[Given request] Give back the whole listing exactly as shown.

[Input data]

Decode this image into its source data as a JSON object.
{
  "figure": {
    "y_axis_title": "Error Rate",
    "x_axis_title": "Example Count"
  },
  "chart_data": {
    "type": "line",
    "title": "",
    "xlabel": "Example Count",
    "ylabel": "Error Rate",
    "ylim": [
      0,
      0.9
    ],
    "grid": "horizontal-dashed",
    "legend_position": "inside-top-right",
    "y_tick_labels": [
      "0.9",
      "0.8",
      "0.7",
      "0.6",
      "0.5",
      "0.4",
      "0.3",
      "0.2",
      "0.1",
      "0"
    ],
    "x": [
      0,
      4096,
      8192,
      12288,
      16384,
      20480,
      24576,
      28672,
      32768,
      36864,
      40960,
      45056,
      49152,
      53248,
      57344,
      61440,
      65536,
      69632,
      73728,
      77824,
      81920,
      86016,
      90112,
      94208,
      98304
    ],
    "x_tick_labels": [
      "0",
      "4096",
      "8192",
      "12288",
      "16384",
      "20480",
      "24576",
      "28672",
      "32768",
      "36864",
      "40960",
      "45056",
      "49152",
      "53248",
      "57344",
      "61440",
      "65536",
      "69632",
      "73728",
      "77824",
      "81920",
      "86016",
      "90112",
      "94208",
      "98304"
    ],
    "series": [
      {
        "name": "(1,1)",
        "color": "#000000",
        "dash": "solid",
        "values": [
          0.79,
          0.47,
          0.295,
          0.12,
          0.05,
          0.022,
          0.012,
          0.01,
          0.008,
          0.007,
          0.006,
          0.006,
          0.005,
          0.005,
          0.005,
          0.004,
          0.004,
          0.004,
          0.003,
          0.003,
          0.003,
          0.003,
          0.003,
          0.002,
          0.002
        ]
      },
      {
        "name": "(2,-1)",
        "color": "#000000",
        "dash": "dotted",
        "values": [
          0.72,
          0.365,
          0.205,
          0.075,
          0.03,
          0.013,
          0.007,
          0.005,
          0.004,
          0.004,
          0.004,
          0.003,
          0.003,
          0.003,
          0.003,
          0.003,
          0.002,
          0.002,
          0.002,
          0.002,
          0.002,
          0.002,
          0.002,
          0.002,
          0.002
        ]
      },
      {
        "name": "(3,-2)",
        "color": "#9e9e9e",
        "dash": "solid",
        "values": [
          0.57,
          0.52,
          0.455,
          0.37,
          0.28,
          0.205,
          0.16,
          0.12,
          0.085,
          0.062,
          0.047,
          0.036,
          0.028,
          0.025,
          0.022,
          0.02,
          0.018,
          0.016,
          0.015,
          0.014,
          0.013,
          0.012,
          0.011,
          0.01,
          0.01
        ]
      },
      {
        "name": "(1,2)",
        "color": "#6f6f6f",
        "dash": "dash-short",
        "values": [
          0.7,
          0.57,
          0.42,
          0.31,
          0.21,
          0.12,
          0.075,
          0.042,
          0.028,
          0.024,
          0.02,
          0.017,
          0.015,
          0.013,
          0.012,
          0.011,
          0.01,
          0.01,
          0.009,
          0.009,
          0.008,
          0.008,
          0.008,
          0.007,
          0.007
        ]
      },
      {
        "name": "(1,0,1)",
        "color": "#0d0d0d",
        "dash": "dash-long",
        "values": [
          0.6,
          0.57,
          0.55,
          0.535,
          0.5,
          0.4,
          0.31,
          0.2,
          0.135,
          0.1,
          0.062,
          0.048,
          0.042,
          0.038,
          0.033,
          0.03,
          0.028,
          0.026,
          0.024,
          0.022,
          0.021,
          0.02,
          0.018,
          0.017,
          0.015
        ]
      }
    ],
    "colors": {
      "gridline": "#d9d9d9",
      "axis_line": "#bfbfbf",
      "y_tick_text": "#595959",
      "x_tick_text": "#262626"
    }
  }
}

[Solution for this problem]
Decode this image into its source data as a JSON object.
{
  "figure": {
    "y_axis_title": "Error Rate",
    "x_axis_title": "Example Count"
  },
  "chart_data": {
    "type": "line",
    "title": "",
    "xlabel": "Example Count",
    "ylabel": "Error Rate",
    "ylim": [
      0,
      0.9
    ],
    "grid": "horizontal-dashed",
    "legend_position": "inside-top-right",
    "y_tick_labels": [
      "0.9",
      "0.8",
      "0.7",
      "0.6",
      "0.5",
      "0.4",
      "0.3",
      "0.2",
      "0.1",
      "0"
    ],
    "x": [
      0,
      4096,
      8192,
      12288,
      16384,
      20480,
      24576,
      28672,
      32768,
      36864,
      40960,
      45056,
      49152,
      53248,
      57344,
      61440,
      65536,
      69632,
      73728,
      77824,
      81920,
      86016,
      90112,
      94208,
      98304
    ],
    "x_tick_labels": [
      "0",
      "4096",
      "8192",
      "12288",
      "16384",
      "20480",
      "24576",
      "28672",
      "32768",
      "36864",
      "40960",
      "45056",
      "49152",
      "53248",
      "57344",
      "61440",
      "65536",
      "69632",
      "73728",
      "77824",
      "81920",
      "86016",
      "90112",
      "94208",
      "98304"
    ],
    "series": [
      {
        "name": "(1,1)",
        "color": "#000000",
        "dash": "solid",
        "values": [
          0.79,
          0.47,
          0.295,
          0.12,
          0.05,
          0.022,
          0.012,
          0.01,
          0.008,
          0.007,
          0.006,
          0.006,
          0.005,
          0.005,
          0.005,
          0.004,
          0.004,
          0.004,
          0.003,
          0.003,
          0.003,
          0.003,
          0.003,
          0.002,
          0.002
        ]
      },
      {
        "name": "(2,-1)",
        "color": "#000000",
        "dash": "dotted",
        "values": [
          0.72,
          0.365,
          0.205,
          0.075,
          0.03,
          0.013,
          0.007,
          0.005,
          0.004,
          0.004,
          0.004,
          0.003,
          0.003,
          0.003,
          0.003,
          0.003,
          0.002,
          0.002,
          0.002,
          0.002,
          0.002,
          0.002,
          0.002,
          0.002,
          0.002
        ]
      },
      {
        "name": "(3,-2)",
        "color": "#9e9e9e",
        "dash": "solid",
        "values": [
          0.57,
          0.52,
          0.455,
          0.37,
          0.28,
          0.205,
          0.16,
          0.12,
          0.085,
          0.062,
          0.047,
          0.036,
          0.028,
          0.025,
          0.022,
          0.02,
          0.018,
          0.016,
          0.015,
          0.014,
          0.013,
          0.012,
          0.011,
          0.01,
          0.01
        ]
      },
      {
        "name": "(1,2)",
        "color": "#6f6f6f",
        "dash": "dash-short",
        "values": [
          0.7,
          0.57,
          0.42,
          0.31,
          0.21,
          0.12,
          0.075,
          0.042,
          0.028,
          0.024,
          0.02,
          0.017,
          0.015,
          0.013,
          0.012,
          0.011,
          0.01,
          0.01,
          0.009,
          0.009,
          0.008,
          0.008,
          0.008,
          0.007,
          0.007
        ]
      },
      {
        "name": "(1,0,1)",
        "color": "#0d0d0d",
        "dash": "dash-long",
        "values": [
          0.6,
          0.57,
          0.55,
          0.535,
          0.5,
          0.4,
          0.31,
          0.2,
          0.135,
          0.1,
          0.062,
          0.048,
          0.042,
          0.038,
          0.033,
          0.03,
          0.028,
          0.026,
          0.024,
          0.022,
          0.021,
          0.02,
          0.018,
          0.017,
          0.015
        ]
      }
    ],
    "colors": {
      "gridline": "#d9d9d9",
      "axis_line": "#bfbfbf",
      "y_tick_text": "#595959",
      "x_tick_text": "#262626"
    }
  }
}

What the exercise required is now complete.